TASK DESCRIPTION: Take from the listing each line that has the string "true".

======

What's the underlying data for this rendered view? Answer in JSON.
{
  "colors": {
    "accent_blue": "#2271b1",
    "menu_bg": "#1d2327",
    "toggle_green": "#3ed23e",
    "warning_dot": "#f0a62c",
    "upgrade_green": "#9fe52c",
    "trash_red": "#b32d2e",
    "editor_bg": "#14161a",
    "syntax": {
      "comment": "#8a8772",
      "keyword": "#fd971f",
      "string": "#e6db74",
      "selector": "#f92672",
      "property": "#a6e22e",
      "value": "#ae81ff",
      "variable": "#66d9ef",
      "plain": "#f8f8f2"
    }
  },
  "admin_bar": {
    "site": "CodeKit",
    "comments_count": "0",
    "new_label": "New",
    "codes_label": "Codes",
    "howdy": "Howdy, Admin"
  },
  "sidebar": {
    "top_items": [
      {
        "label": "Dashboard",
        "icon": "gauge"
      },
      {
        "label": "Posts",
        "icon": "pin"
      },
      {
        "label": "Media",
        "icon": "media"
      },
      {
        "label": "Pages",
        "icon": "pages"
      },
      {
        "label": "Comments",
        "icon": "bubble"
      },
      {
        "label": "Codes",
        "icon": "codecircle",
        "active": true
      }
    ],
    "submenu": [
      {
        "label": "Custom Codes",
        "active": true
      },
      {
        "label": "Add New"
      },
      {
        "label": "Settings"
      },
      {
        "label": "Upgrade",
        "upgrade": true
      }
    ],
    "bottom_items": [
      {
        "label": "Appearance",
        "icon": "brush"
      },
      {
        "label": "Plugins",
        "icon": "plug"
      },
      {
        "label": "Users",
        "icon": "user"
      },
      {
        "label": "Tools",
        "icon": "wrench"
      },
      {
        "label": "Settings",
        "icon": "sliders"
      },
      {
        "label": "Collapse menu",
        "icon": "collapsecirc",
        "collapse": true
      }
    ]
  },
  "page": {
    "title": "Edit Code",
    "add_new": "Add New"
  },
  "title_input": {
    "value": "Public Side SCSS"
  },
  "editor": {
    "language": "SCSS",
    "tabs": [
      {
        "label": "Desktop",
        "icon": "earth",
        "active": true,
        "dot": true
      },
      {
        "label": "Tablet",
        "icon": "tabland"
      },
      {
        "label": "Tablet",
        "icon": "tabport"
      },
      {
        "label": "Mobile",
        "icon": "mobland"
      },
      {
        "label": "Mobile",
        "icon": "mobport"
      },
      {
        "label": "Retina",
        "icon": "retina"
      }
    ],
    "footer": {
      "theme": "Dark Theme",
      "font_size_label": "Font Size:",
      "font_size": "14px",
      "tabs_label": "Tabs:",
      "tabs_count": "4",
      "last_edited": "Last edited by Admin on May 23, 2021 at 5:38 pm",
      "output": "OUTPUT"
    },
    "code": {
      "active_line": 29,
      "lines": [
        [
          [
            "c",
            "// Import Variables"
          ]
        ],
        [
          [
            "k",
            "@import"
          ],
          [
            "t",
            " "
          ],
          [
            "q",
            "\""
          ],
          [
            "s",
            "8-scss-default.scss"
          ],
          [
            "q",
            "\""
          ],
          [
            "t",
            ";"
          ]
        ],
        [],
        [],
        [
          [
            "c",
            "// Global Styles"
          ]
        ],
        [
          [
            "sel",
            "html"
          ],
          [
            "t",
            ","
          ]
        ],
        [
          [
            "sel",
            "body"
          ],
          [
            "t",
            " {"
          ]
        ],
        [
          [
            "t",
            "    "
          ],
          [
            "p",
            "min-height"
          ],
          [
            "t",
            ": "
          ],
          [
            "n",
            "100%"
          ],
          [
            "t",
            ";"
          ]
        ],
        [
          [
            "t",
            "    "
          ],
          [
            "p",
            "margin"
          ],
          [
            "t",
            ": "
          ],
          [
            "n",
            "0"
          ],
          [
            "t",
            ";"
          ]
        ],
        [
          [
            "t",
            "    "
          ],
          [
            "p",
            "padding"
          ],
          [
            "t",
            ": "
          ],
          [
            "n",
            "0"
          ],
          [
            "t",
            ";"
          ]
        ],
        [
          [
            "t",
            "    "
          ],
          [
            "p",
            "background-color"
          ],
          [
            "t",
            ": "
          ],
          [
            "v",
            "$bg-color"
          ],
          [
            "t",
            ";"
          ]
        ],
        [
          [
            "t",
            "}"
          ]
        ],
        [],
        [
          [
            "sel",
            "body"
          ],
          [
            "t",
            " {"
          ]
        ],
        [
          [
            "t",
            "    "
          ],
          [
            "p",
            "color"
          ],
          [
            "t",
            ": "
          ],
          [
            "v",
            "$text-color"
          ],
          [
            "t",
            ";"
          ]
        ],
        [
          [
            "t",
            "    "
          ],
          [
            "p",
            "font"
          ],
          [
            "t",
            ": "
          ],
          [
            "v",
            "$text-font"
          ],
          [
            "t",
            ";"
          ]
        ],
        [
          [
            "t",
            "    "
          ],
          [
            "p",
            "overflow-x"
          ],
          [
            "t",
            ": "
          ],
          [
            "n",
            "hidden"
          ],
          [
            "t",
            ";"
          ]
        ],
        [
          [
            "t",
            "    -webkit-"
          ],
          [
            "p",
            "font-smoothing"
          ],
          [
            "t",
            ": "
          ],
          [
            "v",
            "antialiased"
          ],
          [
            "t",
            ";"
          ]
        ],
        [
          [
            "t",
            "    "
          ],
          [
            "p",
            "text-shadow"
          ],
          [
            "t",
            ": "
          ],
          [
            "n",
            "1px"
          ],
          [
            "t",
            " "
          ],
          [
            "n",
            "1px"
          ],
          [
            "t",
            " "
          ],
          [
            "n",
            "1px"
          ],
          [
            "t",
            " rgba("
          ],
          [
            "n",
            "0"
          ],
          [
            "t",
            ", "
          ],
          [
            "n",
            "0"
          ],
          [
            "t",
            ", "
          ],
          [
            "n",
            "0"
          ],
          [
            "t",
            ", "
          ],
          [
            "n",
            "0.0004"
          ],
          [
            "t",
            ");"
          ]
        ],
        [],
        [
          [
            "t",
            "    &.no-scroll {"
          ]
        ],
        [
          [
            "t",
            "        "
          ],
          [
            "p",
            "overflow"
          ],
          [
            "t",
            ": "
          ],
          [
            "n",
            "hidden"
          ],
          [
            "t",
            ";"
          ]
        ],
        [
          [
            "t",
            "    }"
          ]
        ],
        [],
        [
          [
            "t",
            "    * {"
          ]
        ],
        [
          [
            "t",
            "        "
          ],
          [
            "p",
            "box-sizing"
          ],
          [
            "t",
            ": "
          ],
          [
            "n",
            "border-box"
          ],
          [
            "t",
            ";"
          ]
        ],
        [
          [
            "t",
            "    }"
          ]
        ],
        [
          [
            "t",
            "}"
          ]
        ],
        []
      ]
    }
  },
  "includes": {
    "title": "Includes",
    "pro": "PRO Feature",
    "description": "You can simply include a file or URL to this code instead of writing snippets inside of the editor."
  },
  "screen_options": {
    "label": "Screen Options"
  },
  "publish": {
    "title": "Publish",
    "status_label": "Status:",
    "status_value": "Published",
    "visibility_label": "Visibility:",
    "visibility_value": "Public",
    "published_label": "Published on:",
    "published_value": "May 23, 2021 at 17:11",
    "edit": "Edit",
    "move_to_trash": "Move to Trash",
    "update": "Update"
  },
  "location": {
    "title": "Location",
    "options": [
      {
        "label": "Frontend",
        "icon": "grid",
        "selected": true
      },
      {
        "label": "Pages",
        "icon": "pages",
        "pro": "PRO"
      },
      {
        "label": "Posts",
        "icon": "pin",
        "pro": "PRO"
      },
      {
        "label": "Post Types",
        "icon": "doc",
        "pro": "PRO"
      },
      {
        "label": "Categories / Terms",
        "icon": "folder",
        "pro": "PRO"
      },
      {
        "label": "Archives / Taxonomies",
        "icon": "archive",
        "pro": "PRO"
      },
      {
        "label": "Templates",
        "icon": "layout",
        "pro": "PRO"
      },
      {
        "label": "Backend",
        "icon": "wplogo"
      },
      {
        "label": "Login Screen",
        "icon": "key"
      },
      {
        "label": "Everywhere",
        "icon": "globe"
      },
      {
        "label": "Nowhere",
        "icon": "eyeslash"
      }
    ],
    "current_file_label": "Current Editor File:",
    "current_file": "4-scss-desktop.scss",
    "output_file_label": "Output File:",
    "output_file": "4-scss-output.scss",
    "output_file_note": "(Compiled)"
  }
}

======

REPLY:
        "active": true
        "active": true
        "upgrade": true
        "collapse": true
        "active": true,
        "dot": true
        "selected": true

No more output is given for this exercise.